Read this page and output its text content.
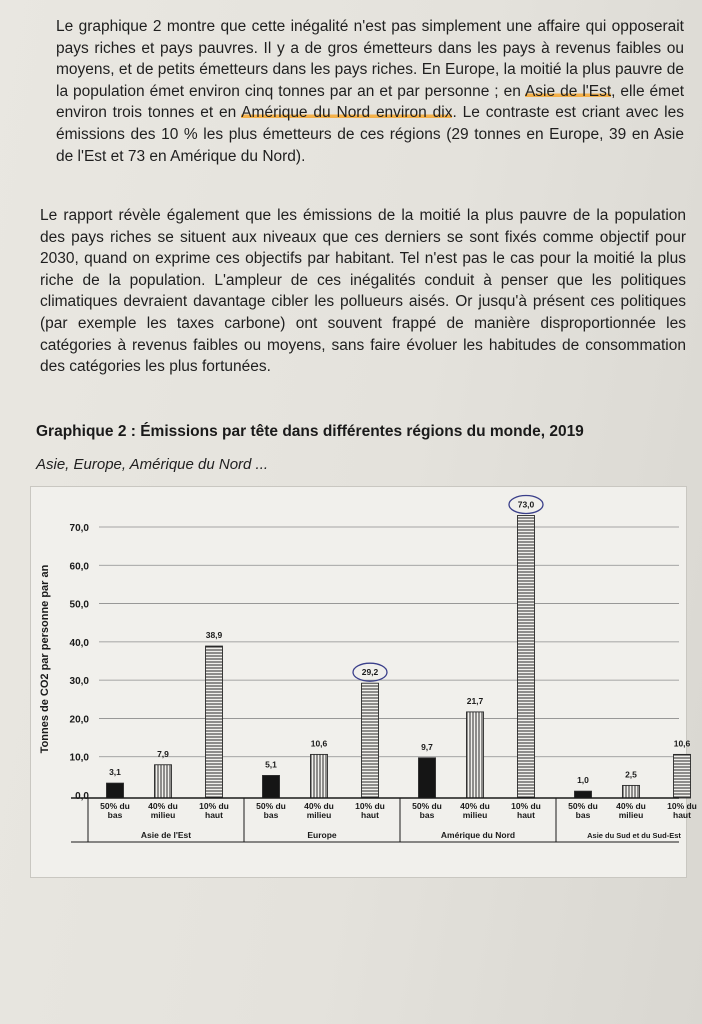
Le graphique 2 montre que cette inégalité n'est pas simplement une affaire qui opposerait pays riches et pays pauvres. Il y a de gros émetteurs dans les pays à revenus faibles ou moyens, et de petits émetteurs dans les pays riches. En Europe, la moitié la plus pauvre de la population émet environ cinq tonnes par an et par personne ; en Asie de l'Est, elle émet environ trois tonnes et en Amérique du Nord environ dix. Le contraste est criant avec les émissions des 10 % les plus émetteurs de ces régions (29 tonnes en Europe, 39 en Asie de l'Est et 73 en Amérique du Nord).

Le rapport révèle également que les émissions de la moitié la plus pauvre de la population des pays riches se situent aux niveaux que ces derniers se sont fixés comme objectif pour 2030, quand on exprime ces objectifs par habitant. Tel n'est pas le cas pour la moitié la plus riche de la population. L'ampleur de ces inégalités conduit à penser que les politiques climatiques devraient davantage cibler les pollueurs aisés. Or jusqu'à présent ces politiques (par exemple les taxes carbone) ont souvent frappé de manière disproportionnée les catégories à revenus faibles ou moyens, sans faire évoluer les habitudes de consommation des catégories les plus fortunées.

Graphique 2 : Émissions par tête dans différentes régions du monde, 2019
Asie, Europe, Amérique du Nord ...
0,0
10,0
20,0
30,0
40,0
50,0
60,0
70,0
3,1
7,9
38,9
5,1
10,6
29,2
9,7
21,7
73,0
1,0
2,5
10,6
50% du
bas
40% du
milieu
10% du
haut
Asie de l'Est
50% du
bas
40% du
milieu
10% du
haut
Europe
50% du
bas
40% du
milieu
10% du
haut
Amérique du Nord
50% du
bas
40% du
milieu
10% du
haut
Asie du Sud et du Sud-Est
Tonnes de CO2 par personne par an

-*-

§ **PROMPT**: Output all of the entries verbatim, leaving out any images.

§ **RESPONSE TO THE TASK**:
Read this page and output its text content.
Le graphique 2 montre que cette inégalité n'est pas simplement une affaire qui opposerait pays riches et pays pauvres. Il y a de gros émetteurs dans les pays à revenus faibles ou moyens, et de petits émetteurs dans les pays riches. En Europe, la moitié la plus pauvre de la population émet environ cinq tonnes par an et par personne ; en Asie de l'Est, elle émet environ trois tonnes et en Amérique du Nord environ dix. Le contraste est criant avec les émissions des 10 % les plus émetteurs de ces régions (29 tonnes en Europe, 39 en Asie de l'Est et 73 en Amérique du Nord).

Le rapport révèle également que les émissions de la moitié la plus pauvre de la population des pays riches se situent aux niveaux que ces derniers se sont fixés comme objectif pour 2030, quand on exprime ces objectifs par habitant. Tel n'est pas le cas pour la moitié la plus riche de la population. L'ampleur de ces inégalités conduit à penser que les politiques climatiques devraient davantage cibler les pollueurs aisés. Or jusqu'à présent ces politiques (par exemple les taxes carbone) ont souvent frappé de manière disproportionnée les catégories à revenus faibles ou moyens, sans faire évoluer les habitudes de consommation des catégories les plus fortunées.

Graphique 2 : Émissions par tête dans différentes régions du monde, 2019
Asie, Europe, Amérique du Nord ...
0,0
10,0
20,0
30,0
40,0
50,0
60,0
70,0
3,1
7,9
38,9
5,1
10,6
29,2
9,7
21,7
73,0
1,0
2,5
10,6
50% du
bas
40% du
milieu
10% du
haut
Asie de l'Est
50% du
bas
40% du
milieu
10% du
haut
Europe
50% du
bas
40% du
milieu
10% du
haut
Amérique du Nord
50% du
bas
40% du
milieu
10% du
haut
Asie du Sud et du Sud-Est
Tonnes de CO2 par personne par an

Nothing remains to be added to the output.